=== Passage provided ===

The Price to tangible book is obtained by dividing share price by tangible book value per share. The ratio gives investors some idea of whether they are paying too much for what would be left over if the company were to declare bankruptcy immediately. In general stocks that trade at higher price to tangible book value could leave investors facing a great percentage per share loss than those that trade at lower ratios. The price to tangible book value is theoretically the lowest possible price the stock would trade to.

Retention ratio is the amount of net income that is not paid out as dividends. In other words, it is the money the company retains that can be used to grow the business, etc. It is calculated by subtracting 1 from the dividend ratio.

Levered free cash flow is the amount of cash available to stock holders after interest payments on debt are made. A company with a small amount of debt will only have to spend a modest amount of money on interest payments, which in turn means that there is more money to send to shareholders in the form of dividends and vice versa

payout ratio tells us what portion of the profit is being returned to investors. A payout ratio over 100% indicates that the company is paying out more money to shareholders than they are making. This situation cannot last forever. In general if the company has a high operating cash flow and access to capital markets, they can keep this going on for a while. As companies usually only pay the portion of the debt that is coming due and not the whole debt, this technique/trick can technically be employed to maintain the dividend for some time. If the payout ratio continues to increase, the situation warrants close monitoring as this cannot last forever. If your tolerance for risk is low, look for similar companies with the same or higher yields, but with lower payout ratios.

===

**Description of the task**
Copy the passage on stock ratios word for word between "The Price to tangible book is" and "the dividend ratio.", inclusive. Rely only on the passage on stock ratios.

=== Recorded data ===

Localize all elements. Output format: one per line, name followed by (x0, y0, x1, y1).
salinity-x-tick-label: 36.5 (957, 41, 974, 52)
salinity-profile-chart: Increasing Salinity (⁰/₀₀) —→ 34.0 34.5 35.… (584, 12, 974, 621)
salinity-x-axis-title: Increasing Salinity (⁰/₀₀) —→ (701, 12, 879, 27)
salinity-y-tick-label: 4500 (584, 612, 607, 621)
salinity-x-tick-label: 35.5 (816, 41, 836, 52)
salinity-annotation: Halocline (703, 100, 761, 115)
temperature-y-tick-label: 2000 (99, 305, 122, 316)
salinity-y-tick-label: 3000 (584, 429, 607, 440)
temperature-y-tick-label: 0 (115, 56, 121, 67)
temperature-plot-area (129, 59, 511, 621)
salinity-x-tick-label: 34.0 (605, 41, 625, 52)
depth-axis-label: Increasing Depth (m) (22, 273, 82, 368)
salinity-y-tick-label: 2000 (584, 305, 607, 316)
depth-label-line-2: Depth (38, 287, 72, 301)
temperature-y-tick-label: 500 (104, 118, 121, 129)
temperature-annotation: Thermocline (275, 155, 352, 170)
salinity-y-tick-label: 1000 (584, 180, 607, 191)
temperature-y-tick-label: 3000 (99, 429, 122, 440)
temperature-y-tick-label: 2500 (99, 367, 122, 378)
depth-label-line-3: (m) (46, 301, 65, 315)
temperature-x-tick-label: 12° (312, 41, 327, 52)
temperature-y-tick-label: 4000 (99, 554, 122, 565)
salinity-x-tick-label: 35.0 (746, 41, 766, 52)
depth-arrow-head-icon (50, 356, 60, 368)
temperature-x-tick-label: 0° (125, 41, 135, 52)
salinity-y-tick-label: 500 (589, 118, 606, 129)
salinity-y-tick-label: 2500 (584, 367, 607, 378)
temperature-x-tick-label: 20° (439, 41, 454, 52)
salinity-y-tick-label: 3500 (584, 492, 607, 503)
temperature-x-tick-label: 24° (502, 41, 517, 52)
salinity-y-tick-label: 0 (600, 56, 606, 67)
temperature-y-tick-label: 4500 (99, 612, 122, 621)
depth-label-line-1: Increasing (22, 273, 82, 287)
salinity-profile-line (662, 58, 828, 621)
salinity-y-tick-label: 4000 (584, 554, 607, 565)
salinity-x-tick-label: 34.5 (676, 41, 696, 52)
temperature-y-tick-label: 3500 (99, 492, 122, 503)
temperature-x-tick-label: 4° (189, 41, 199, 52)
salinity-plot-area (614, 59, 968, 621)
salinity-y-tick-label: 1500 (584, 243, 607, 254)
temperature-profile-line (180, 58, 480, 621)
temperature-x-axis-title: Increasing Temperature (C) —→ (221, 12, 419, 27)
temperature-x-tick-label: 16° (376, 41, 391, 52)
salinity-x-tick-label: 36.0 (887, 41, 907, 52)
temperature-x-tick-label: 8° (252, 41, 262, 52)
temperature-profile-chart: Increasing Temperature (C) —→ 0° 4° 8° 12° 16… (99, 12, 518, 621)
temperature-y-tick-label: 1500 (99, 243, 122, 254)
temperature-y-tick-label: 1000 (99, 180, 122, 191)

===

**Written response**
The Price to tangible book is obtained by dividing share price by tangible book value per share. The ratio gives investors some idea of whether they are paying too much for what would be left over if the company were to declare bankruptcy immediately. In general stocks that trade at higher price to tangible book value could leave investors facing a great percentage per share loss than those that trade at lower ratios. The price to tangible book value is theoretically the lowest possible price the stock would trade to.

Retention ratio is the amount of net income that is not paid out as dividends. In other words, it is the money the company retains that can be used to grow the business, etc. It is calculated by subtracting 1 from the dividend ratio.